**RECORDS FOR THIS TASK**
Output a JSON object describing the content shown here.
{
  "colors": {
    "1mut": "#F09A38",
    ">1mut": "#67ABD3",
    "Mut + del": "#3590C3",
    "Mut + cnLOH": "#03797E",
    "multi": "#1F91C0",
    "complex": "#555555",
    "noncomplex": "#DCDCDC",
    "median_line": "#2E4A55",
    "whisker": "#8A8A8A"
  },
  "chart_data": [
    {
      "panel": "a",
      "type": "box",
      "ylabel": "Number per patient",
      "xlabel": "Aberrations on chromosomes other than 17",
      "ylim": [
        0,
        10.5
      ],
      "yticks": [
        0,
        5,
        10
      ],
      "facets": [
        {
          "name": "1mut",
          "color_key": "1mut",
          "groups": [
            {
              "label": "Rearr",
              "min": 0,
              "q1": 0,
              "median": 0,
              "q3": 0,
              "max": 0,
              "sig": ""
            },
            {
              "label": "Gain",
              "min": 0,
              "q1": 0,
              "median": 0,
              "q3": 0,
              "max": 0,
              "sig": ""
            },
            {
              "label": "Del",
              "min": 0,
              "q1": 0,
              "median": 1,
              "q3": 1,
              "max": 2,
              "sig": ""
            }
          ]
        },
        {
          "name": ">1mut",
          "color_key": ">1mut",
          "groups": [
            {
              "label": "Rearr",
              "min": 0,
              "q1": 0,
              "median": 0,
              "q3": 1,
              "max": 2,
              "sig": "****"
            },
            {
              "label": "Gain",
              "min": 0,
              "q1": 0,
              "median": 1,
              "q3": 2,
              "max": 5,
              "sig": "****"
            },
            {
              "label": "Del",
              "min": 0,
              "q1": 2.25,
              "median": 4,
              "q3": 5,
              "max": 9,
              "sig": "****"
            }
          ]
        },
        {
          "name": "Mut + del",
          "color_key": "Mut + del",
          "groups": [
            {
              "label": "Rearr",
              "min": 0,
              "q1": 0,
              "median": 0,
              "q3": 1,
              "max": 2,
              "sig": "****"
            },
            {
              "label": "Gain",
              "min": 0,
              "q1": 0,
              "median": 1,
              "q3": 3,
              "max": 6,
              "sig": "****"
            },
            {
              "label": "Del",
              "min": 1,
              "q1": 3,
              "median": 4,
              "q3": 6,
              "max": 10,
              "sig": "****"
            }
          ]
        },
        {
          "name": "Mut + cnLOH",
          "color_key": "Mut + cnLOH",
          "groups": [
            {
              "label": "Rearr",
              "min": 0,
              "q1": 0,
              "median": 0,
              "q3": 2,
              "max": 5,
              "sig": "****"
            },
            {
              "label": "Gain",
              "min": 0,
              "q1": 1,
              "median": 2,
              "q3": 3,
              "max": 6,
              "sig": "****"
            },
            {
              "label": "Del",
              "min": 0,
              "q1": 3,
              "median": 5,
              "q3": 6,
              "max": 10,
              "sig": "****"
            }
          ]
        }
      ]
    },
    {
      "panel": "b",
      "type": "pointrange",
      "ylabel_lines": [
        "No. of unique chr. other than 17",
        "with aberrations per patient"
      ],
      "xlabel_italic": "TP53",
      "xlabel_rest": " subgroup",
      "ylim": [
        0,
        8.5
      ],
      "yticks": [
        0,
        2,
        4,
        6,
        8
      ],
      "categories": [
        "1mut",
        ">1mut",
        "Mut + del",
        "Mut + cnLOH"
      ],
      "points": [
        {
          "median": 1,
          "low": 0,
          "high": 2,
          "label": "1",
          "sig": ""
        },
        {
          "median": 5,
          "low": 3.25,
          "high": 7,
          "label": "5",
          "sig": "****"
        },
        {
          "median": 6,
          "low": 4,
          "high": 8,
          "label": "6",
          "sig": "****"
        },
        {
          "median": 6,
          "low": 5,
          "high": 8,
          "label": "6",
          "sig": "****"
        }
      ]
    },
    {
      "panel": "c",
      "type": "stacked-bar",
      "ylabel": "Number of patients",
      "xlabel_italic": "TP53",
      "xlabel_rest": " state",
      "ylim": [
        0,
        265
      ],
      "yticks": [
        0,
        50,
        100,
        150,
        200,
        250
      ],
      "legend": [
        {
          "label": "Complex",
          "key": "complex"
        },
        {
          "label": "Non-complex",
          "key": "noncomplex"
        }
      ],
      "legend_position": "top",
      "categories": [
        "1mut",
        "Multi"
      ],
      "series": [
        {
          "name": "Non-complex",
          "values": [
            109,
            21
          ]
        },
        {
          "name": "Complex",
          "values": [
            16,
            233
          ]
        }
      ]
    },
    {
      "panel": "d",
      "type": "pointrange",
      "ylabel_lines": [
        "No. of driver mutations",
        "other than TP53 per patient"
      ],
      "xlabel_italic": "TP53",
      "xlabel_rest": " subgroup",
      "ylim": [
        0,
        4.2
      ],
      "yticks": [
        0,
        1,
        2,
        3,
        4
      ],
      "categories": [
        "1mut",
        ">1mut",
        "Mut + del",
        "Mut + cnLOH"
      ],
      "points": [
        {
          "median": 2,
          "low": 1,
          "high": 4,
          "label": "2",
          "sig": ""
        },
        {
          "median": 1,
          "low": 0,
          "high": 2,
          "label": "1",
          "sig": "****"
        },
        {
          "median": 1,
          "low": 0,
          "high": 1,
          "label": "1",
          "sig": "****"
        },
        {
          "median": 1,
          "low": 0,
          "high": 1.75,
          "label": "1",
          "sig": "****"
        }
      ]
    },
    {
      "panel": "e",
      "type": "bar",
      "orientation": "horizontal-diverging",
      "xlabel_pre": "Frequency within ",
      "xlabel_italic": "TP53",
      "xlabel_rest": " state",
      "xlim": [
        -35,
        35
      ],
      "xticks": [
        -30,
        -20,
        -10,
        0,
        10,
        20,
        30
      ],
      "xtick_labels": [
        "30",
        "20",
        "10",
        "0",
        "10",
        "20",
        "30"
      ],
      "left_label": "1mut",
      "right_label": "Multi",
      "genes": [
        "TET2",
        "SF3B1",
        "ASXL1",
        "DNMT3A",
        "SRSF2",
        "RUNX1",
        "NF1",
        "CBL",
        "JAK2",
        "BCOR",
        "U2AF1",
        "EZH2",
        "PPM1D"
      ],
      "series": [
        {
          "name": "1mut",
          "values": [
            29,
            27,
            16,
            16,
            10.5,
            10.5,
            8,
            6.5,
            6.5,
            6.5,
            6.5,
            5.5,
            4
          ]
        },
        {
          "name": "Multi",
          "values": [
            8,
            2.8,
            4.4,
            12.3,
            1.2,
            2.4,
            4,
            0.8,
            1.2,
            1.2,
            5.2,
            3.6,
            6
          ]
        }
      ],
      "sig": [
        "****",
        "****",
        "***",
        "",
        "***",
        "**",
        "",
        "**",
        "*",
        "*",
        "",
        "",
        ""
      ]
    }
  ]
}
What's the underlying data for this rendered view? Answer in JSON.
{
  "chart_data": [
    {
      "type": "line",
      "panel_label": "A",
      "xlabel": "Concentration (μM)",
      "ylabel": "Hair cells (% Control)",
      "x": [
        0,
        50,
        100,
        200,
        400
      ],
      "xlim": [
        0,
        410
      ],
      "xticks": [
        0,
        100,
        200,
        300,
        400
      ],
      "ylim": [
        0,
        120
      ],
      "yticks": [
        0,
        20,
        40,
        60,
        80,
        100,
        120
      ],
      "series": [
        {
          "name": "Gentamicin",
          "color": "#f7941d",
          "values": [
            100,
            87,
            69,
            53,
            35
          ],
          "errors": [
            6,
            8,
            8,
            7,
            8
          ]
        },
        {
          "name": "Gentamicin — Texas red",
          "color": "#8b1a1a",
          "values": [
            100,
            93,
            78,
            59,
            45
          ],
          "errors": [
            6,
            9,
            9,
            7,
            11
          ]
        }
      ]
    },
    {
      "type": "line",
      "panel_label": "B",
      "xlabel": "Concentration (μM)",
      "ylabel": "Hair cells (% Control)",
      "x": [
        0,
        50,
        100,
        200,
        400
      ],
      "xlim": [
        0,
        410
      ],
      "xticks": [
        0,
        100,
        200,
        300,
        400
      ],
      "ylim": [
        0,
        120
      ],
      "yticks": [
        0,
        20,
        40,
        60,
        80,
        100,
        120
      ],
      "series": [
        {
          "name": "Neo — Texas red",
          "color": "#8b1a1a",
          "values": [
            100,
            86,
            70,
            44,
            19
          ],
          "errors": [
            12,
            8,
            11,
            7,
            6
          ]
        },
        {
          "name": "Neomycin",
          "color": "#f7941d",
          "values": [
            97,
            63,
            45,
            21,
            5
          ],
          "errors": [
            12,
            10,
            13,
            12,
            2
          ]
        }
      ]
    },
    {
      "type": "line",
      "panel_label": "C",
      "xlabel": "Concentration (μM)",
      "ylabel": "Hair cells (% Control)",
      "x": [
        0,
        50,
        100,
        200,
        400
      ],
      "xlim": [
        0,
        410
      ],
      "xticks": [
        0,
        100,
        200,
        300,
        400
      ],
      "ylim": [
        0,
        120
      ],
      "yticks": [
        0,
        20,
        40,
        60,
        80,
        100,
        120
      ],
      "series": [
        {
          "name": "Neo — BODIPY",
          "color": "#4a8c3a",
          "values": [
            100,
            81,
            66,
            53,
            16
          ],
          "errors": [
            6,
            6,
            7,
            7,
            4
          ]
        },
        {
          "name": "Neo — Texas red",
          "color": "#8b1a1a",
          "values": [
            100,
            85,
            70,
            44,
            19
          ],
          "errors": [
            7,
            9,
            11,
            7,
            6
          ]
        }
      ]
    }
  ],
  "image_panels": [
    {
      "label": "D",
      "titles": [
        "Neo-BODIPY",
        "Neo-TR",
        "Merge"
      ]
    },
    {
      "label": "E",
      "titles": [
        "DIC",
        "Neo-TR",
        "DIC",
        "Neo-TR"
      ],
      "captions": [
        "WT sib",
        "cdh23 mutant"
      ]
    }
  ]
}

**REQUIREMENT**
Every line in the listing that holds "than" belongs in the answer.

**RESPONSE BOX**
      "xlabel": "Aberrations on chromosomes other than 17",
        "No. of unique chr. other than 17",
        "other than TP53 per patient"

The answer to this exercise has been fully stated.